→ **WORK TO BE COMPLETED**
Copy out all the entries word for word.

→ **DATA FOR PROCESSING**
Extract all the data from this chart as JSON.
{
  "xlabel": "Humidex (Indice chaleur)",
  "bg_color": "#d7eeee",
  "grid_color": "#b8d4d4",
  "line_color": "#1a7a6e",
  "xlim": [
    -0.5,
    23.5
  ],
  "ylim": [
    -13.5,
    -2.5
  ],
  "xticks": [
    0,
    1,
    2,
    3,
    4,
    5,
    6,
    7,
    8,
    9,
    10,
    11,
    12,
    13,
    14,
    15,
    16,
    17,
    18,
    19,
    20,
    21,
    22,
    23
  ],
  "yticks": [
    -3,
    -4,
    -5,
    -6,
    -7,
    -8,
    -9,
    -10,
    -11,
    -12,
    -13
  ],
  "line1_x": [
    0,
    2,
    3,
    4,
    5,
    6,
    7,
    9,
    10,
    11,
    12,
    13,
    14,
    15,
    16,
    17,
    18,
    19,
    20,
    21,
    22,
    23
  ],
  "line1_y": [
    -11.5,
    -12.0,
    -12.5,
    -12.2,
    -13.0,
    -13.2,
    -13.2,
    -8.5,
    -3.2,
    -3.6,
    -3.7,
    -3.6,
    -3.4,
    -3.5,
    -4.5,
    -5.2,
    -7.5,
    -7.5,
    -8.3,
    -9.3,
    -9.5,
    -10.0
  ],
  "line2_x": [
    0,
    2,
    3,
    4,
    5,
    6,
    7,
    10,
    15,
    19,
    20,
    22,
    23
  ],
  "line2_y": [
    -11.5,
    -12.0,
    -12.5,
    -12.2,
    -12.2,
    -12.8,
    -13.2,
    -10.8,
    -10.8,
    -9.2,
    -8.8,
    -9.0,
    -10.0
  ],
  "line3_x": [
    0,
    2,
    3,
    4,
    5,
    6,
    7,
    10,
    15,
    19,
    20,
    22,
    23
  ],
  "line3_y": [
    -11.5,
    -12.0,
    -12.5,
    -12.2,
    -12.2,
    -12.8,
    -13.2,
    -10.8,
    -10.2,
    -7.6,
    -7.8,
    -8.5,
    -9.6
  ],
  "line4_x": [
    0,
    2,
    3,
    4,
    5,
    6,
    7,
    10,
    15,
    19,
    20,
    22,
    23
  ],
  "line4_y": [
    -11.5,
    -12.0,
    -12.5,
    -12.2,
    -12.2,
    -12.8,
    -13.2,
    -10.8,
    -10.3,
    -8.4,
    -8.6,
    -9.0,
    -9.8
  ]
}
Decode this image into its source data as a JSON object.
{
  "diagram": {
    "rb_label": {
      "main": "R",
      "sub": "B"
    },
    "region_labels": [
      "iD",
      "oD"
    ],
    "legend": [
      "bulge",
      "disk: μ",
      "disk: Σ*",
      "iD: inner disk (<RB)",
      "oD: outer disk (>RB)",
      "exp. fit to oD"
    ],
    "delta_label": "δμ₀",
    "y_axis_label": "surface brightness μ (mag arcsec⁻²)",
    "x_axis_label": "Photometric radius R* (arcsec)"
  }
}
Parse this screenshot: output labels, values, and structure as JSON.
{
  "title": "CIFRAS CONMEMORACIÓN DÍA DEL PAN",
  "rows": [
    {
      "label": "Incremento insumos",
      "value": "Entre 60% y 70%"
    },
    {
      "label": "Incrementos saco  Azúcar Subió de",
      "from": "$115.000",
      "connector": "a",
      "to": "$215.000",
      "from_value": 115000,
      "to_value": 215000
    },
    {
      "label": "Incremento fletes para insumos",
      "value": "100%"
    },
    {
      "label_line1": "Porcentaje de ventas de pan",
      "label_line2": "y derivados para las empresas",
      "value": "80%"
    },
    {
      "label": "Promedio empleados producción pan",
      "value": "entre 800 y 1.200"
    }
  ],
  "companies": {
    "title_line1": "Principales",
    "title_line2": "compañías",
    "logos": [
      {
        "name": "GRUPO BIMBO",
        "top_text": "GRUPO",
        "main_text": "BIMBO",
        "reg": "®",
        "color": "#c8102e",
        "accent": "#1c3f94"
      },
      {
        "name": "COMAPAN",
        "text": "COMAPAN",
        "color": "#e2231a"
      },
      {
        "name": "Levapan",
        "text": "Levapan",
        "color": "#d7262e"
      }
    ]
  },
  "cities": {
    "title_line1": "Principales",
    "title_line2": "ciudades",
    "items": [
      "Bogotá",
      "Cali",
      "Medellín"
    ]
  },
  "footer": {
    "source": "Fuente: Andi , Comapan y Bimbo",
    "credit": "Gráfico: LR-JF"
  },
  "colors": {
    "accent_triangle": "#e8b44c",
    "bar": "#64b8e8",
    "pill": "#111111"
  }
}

→ **THE RESULT**
Extract all the data from this chart as JSON.
{
  "xlabel": "Humidex (Indice chaleur)",
  "bg_color": "#d7eeee",
  "grid_color": "#b8d4d4",
  "line_color": "#1a7a6e",
  "xlim": [
    -0.5,
    23.5
  ],
  "ylim": [
    -13.5,
    -2.5
  ],
  "xticks": [
    0,
    1,
    2,
    3,
    4,
    5,
    6,
    7,
    8,
    9,
    10,
    11,
    12,
    13,
    14,
    15,
    16,
    17,
    18,
    19,
    20,
    21,
    22,
    23
  ],
  "yticks": [
    -3,
    -4,
    -5,
    -6,
    -7,
    -8,
    -9,
    -10,
    -11,
    -12,
    -13
  ],
  "line1_x": [
    0,
    2,
    3,
    4,
    5,
    6,
    7,
    9,
    10,
    11,
    12,
    13,
    14,
    15,
    16,
    17,
    18,
    19,
    20,
    21,
    22,
    23
  ],
  "line1_y": [
    -11.5,
    -12.0,
    -12.5,
    -12.2,
    -13.0,
    -13.2,
    -13.2,
    -8.5,
    -3.2,
    -3.6,
    -3.7,
    -3.6,
    -3.4,
    -3.5,
    -4.5,
    -5.2,
    -7.5,
    -7.5,
    -8.3,
    -9.3,
    -9.5,
    -10.0
  ],
  "line2_x": [
    0,
    2,
    3,
    4,
    5,
    6,
    7,
    10,
    15,
    19,
    20,
    22,
    23
  ],
  "line2_y": [
    -11.5,
    -12.0,
    -12.5,
    -12.2,
    -12.2,
    -12.8,
    -13.2,
    -10.8,
    -10.8,
    -9.2,
    -8.8,
    -9.0,
    -10.0
  ],
  "line3_x": [
    0,
    2,
    3,
    4,
    5,
    6,
    7,
    10,
    15,
    19,
    20,
    22,
    23
  ],
  "line3_y": [
    -11.5,
    -12.0,
    -12.5,
    -12.2,
    -12.2,
    -12.8,
    -13.2,
    -10.8,
    -10.2,
    -7.6,
    -7.8,
    -8.5,
    -9.6
  ],
  "line4_x": [
    0,
    2,
    3,
    4,
    5,
    6,
    7,
    10,
    15,
    19,
    20,
    22,
    23
  ],
  "line4_y": [
    -11.5,
    -12.0,
    -12.5,
    -12.2,
    -12.2,
    -12.8,
    -13.2,
    -10.8,
    -10.3,
    -8.4,
    -8.6,
    -9.0,
    -9.8
  ]
}
Decode this image into its source data as a JSON object.
{
  "diagram": {
    "rb_label": {
      "main": "R",
      "sub": "B"
    },
    "region_labels": [
      "iD",
      "oD"
    ],
    "legend": [
      "bulge",
      "disk: μ",
      "disk: Σ*",
      "iD: inner disk (<RB)",
      "oD: outer disk (>RB)",
      "exp. fit to oD"
    ],
    "delta_label": "δμ₀",
    "y_axis_label": "surface brightness μ (mag arcsec⁻²)",
    "x_axis_label": "Photometric radius R* (arcsec)"
  }
}
Parse this screenshot: output labels, values, and structure as JSON.
{
  "title": "CIFRAS CONMEMORACIÓN DÍA DEL PAN",
  "rows": [
    {
      "label": "Incremento insumos",
      "value": "Entre 60% y 70%"
    },
    {
      "label": "Incrementos saco  Azúcar Subió de",
      "from": "$115.000",
      "connector": "a",
      "to": "$215.000",
      "from_value": 115000,
      "to_value": 215000
    },
    {
      "label": "Incremento fletes para insumos",
      "value": "100%"
    },
    {
      "label_line1": "Porcentaje de ventas de pan",
      "label_line2": "y derivados para las empresas",
      "value": "80%"
    },
    {
      "label": "Promedio empleados producción pan",
      "value": "entre 800 y 1.200"
    }
  ],
  "companies": {
    "title_line1": "Principales",
    "title_line2": "compañías",
    "logos": [
      {
        "name": "GRUPO BIMBO",
        "top_text": "GRUPO",
        "main_text": "BIMBO",
        "reg": "®",
        "color": "#c8102e",
        "accent": "#1c3f94"
      },
      {
        "name": "COMAPAN",
        "text": "COMAPAN",
        "color": "#e2231a"
      },
      {
        "name": "Levapan",
        "text": "Levapan",
        "color": "#d7262e"
      }
    ]
  },
  "cities": {
    "title_line1": "Principales",
    "title_line2": "ciudades",
    "items": [
      "Bogotá",
      "Cali",
      "Medellín"
    ]
  },
  "footer": {
    "source": "Fuente: Andi , Comapan y Bimbo",
    "credit": "Gráfico: LR-JF"
  },
  "colors": {
    "accent_triangle": "#e8b44c",
    "bar": "#64b8e8",
    "pill": "#111111"
  }
}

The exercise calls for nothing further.